## Aim
Reproduce every entry exactly and leave its pictures out.

## Available records
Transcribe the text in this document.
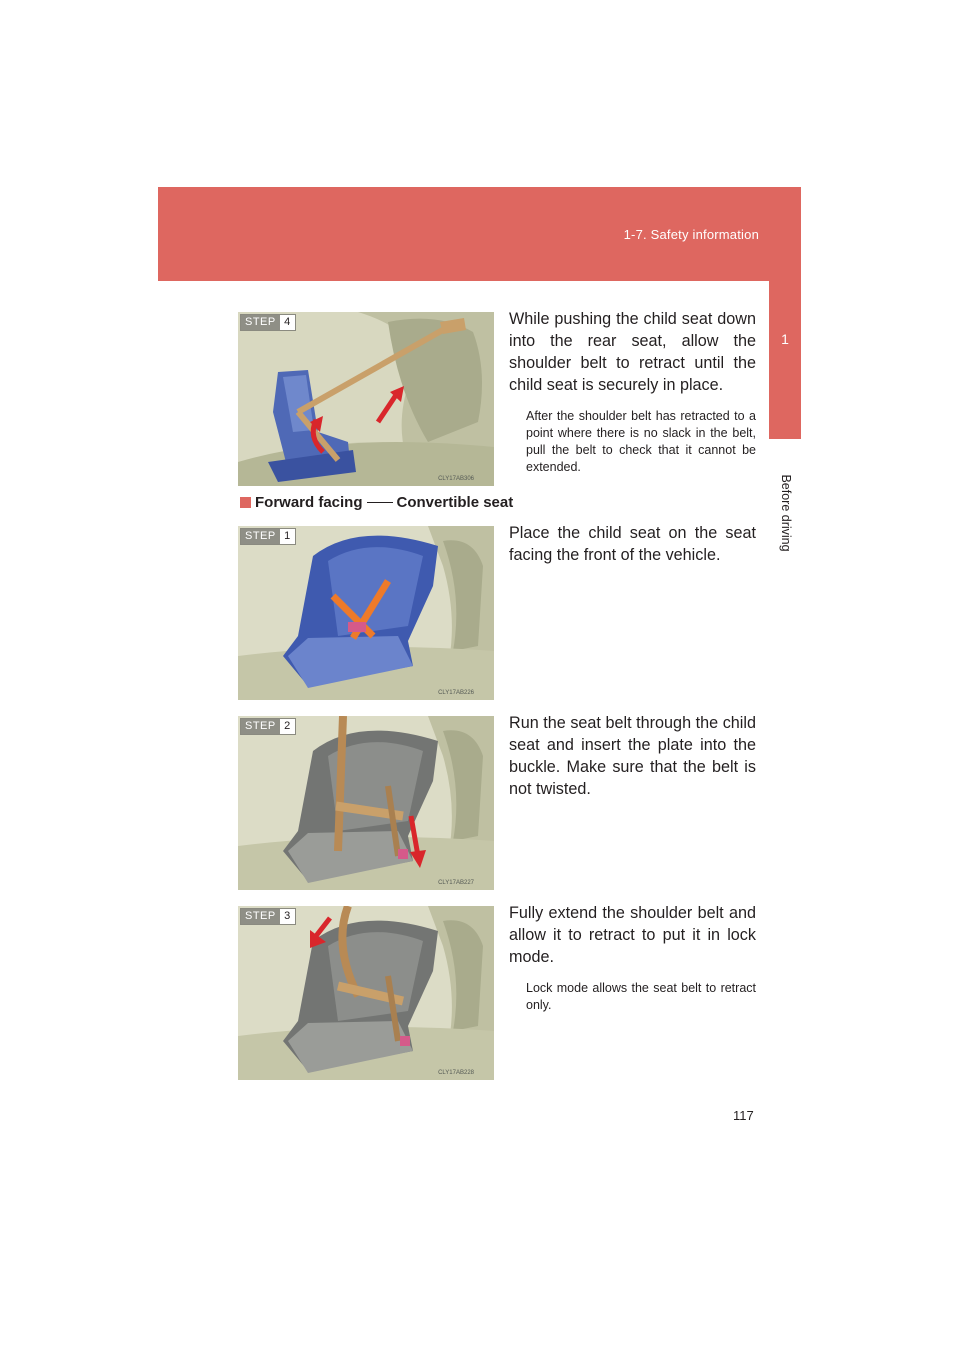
1-7. Safety information
1
Before driving
STEP 4
CLY17AB306

While pushing the child seat down into the rear seat, allow the shoulder belt to retract until the child seat is securely in place.

After the shoulder belt has retracted to a point where there is no slack in the belt, pull the belt to check that it cannot be extended.

Forward facing Convertible seat
STEP 1
CLY17AB226

Place the child seat on the seat facing the front of the vehicle.

STEP 2
CLY17AB227

Run the seat belt through the child seat and insert the plate into the buckle. Make sure that the belt is not twisted.

STEP 3
CLY17AB228

Fully extend the shoulder belt and allow it to retract to put it in lock mode.

Lock mode allows the seat belt to retract only.

117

## Answer below
Transcribe the text in this document.
1-7. Safety information
1
Before driving
STEP 4
CLY17AB306

While pushing the child seat down into the rear seat, allow the shoulder belt to retract until the child seat is securely in place.

After the shoulder belt has retracted to a point where there is no slack in the belt, pull the belt to check that it cannot be extended.

Forward facing Convertible seat
STEP 1
CLY17AB226

Place the child seat on the seat facing the front of the vehicle.

STEP 2
CLY17AB227

Run the seat belt through the child seat and insert the plate into the buckle. Make sure that the belt is not twisted.

STEP 3
CLY17AB228

Fully extend the shoulder belt and allow it to retract to put it in lock mode.

Lock mode allows the seat belt to retract only.

117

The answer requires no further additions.